[Stored data entries]
--- Begin ---
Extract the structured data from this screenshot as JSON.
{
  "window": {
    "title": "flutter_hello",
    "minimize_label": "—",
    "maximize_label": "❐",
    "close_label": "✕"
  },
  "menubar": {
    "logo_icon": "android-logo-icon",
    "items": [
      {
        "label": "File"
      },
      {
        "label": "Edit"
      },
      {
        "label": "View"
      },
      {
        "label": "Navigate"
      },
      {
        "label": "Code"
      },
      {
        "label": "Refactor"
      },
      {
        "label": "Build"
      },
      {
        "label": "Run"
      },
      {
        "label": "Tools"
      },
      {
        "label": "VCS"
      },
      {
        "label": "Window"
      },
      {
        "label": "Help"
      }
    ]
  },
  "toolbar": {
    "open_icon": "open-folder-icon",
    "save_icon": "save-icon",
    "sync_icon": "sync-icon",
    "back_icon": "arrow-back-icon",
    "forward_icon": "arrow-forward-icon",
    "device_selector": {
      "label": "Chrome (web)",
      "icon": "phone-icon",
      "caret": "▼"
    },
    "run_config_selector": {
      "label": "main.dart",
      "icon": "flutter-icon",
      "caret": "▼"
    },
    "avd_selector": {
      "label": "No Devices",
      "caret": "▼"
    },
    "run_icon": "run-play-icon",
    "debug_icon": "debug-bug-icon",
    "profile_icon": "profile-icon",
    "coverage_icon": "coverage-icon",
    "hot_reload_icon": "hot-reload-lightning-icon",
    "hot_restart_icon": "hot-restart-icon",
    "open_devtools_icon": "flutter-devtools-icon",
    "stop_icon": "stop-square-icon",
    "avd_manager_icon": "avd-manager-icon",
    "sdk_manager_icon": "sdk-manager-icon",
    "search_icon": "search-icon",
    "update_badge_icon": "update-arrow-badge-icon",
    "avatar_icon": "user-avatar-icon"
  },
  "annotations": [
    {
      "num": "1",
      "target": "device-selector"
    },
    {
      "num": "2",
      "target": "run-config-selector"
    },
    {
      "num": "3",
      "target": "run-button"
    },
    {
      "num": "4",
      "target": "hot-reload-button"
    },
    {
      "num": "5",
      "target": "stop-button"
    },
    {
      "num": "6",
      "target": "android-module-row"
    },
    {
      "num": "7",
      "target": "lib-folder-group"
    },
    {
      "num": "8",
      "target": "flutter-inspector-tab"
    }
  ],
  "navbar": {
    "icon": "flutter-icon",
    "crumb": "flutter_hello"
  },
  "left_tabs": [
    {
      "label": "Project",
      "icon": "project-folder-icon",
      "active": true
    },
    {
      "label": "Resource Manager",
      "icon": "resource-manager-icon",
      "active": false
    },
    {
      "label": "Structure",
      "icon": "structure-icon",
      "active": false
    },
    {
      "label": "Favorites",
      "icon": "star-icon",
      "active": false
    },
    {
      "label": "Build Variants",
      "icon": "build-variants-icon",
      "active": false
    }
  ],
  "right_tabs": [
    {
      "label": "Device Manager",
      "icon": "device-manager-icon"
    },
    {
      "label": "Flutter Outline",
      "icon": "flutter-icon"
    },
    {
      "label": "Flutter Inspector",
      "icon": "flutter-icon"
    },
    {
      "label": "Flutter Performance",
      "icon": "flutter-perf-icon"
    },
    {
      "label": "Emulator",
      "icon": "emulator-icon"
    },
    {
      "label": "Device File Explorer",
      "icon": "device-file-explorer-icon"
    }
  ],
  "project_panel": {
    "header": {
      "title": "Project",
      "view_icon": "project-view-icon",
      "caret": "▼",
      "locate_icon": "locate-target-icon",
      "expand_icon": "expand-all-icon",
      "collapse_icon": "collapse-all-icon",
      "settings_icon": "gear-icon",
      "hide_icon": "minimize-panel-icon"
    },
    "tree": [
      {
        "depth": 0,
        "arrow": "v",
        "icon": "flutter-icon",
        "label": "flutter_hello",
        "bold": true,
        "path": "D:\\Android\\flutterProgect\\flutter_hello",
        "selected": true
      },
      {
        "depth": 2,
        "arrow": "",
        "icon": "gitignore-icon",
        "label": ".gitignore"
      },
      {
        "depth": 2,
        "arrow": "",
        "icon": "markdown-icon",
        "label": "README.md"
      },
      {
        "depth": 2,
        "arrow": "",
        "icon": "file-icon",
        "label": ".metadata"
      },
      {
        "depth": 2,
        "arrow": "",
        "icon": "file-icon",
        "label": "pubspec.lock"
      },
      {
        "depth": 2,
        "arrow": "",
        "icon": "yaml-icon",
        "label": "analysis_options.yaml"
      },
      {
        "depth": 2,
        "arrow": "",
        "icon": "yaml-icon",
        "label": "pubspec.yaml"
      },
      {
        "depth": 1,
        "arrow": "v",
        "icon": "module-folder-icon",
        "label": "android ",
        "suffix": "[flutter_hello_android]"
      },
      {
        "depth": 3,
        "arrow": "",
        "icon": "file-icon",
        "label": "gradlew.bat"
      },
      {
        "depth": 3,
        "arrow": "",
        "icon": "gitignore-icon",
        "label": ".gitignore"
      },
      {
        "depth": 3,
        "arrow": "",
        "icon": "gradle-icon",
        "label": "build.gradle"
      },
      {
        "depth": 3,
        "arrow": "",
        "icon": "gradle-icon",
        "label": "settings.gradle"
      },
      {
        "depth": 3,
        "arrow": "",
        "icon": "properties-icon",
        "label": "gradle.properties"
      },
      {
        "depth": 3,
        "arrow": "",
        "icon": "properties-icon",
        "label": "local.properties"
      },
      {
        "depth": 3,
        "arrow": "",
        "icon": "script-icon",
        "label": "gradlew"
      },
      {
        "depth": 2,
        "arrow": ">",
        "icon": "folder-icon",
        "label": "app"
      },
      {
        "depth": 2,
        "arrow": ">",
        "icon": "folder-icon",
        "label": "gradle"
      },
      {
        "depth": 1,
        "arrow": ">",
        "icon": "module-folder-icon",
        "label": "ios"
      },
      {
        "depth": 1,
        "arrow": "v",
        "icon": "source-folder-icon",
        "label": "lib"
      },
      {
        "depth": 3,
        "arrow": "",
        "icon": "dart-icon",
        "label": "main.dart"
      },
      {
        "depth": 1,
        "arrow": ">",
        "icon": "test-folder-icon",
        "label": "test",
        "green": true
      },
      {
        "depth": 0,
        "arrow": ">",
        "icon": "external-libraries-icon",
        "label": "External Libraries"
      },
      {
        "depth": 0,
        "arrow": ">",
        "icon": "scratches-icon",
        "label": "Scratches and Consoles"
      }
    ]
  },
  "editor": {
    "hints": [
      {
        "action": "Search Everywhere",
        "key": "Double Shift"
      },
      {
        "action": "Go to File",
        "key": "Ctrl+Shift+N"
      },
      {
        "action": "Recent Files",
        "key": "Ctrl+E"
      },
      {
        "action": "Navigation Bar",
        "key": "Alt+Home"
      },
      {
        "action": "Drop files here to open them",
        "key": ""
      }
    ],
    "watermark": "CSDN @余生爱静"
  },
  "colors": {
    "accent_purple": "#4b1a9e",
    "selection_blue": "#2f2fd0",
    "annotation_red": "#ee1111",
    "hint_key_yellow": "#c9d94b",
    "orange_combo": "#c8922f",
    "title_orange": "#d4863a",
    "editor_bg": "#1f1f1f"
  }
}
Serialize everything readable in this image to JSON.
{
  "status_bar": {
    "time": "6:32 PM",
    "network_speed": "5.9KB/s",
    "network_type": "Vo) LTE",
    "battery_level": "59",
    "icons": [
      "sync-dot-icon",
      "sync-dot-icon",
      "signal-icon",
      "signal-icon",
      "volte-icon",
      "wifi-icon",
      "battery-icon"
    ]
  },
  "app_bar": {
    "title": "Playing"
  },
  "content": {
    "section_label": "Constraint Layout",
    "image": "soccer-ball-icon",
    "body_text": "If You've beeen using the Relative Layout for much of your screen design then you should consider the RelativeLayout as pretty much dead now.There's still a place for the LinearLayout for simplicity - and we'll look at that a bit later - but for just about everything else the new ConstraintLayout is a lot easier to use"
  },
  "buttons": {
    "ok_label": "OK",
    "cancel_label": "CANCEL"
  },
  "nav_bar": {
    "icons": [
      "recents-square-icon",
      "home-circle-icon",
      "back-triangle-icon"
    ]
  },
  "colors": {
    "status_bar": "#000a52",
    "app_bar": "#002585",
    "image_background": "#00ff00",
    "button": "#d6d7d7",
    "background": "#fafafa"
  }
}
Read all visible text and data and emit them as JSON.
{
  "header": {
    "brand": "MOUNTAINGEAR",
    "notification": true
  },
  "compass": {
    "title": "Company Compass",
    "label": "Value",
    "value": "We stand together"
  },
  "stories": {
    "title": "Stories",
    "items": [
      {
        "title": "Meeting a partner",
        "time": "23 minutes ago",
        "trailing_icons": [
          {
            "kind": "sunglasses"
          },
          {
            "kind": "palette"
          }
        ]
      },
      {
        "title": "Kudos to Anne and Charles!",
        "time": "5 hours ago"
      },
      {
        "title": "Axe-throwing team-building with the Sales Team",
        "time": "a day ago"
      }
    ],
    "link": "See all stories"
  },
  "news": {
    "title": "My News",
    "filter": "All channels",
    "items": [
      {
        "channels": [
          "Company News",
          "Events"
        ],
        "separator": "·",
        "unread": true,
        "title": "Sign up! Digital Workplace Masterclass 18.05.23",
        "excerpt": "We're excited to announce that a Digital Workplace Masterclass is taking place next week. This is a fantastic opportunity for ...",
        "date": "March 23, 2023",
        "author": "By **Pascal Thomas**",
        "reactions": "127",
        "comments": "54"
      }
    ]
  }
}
--- End ---
• _Exercise brief_:
Look through the entries above and report the number of lines that contain "Digital". Write only the number.

• _Response to the task_:
2